Retype the whole listing below, character for character.

******************************

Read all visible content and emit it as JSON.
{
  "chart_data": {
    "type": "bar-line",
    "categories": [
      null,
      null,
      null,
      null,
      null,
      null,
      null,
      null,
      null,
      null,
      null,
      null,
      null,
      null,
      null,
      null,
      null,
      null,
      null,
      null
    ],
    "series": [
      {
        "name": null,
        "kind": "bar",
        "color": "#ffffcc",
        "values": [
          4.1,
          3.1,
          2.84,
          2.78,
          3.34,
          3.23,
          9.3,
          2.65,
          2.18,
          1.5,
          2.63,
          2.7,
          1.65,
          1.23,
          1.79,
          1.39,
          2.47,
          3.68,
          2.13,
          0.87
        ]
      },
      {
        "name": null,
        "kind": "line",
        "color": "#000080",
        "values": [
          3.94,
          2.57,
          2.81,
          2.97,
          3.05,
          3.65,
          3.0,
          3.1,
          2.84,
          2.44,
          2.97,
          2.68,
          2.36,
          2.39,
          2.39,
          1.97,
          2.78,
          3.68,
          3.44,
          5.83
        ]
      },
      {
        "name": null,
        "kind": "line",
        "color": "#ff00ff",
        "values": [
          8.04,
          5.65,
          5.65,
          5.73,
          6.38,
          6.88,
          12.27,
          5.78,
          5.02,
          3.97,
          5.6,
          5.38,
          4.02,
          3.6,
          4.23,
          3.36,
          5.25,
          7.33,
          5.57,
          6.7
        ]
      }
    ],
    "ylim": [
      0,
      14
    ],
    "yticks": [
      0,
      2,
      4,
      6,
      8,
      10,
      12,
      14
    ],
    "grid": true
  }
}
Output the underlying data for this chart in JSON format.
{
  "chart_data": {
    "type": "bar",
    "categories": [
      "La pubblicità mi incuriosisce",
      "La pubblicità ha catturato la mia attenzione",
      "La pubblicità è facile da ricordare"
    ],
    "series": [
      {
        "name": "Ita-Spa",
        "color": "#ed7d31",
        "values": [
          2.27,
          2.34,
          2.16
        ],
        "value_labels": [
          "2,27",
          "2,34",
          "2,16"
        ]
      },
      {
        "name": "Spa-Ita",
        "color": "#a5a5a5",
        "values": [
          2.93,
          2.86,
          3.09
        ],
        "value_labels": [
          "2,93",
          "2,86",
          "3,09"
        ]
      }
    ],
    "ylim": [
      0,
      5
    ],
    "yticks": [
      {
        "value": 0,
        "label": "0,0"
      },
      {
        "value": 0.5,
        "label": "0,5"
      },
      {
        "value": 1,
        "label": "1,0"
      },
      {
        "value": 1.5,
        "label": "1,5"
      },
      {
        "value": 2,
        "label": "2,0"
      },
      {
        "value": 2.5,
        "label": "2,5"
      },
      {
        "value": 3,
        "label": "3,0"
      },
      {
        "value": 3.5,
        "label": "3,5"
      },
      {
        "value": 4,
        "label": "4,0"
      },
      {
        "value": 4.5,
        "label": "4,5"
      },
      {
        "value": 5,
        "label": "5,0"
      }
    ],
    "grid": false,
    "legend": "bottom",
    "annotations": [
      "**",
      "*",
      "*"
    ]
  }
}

******************************

- **FINAL ANSWER**
Read all visible content and emit it as JSON.
{
  "chart_data": {
    "type": "bar-line",
    "categories": [
      null,
      null,
      null,
      null,
      null,
      null,
      null,
      null,
      null,
      null,
      null,
      null,
      null,
      null,
      null,
      null,
      null,
      null,
      null,
      null
    ],
    "series": [
      {
        "name": null,
        "kind": "bar",
        "color": "#ffffcc",
        "values": [
          4.1,
          3.1,
          2.84,
          2.78,
          3.34,
          3.23,
          9.3,
          2.65,
          2.18,
          1.5,
          2.63,
          2.7,
          1.65,
          1.23,
          1.79,
          1.39,
          2.47,
          3.68,
          2.13,
          0.87
        ]
      },
      {
        "name": null,
        "kind": "line",
        "color": "#000080",
        "values": [
          3.94,
          2.57,
          2.81,
          2.97,
          3.05,
          3.65,
          3.0,
          3.1,
          2.84,
          2.44,
          2.97,
          2.68,
          2.36,
          2.39,
          2.39,
          1.97,
          2.78,
          3.68,
          3.44,
          5.83
        ]
      },
      {
        "name": null,
        "kind": "line",
        "color": "#ff00ff",
        "values": [
          8.04,
          5.65,
          5.65,
          5.73,
          6.38,
          6.88,
          12.27,
          5.78,
          5.02,
          3.97,
          5.6,
          5.38,
          4.02,
          3.6,
          4.23,
          3.36,
          5.25,
          7.33,
          5.57,
          6.7
        ]
      }
    ],
    "ylim": [
      0,
      14
    ],
    "yticks": [
      0,
      2,
      4,
      6,
      8,
      10,
      12,
      14
    ],
    "grid": true
  }
}
Output the underlying data for this chart in JSON format.
{
  "chart_data": {
    "type": "bar",
    "categories": [
      "La pubblicità mi incuriosisce",
      "La pubblicità ha catturato la mia attenzione",
      "La pubblicità è facile da ricordare"
    ],
    "series": [
      {
        "name": "Ita-Spa",
        "color": "#ed7d31",
        "values": [
          2.27,
          2.34,
          2.16
        ],
        "value_labels": [
          "2,27",
          "2,34",
          "2,16"
        ]
      },
      {
        "name": "Spa-Ita",
        "color": "#a5a5a5",
        "values": [
          2.93,
          2.86,
          3.09
        ],
        "value_labels": [
          "2,93",
          "2,86",
          "3,09"
        ]
      }
    ],
    "ylim": [
      0,
      5
    ],
    "yticks": [
      {
        "value": 0,
        "label": "0,0"
      },
      {
        "value": 0.5,
        "label": "0,5"
      },
      {
        "value": 1,
        "label": "1,0"
      },
      {
        "value": 1.5,
        "label": "1,5"
      },
      {
        "value": 2,
        "label": "2,0"
      },
      {
        "value": 2.5,
        "label": "2,5"
      },
      {
        "value": 3,
        "label": "3,0"
      },
      {
        "value": 3.5,
        "label": "3,5"
      },
      {
        "value": 4,
        "label": "4,0"
      },
      {
        "value": 4.5,
        "label": "4,5"
      },
      {
        "value": 5,
        "label": "5,0"
      }
    ],
    "grid": false,
    "legend": "bottom",
    "annotations": [
      "**",
      "*",
      "*"
    ]
  }
}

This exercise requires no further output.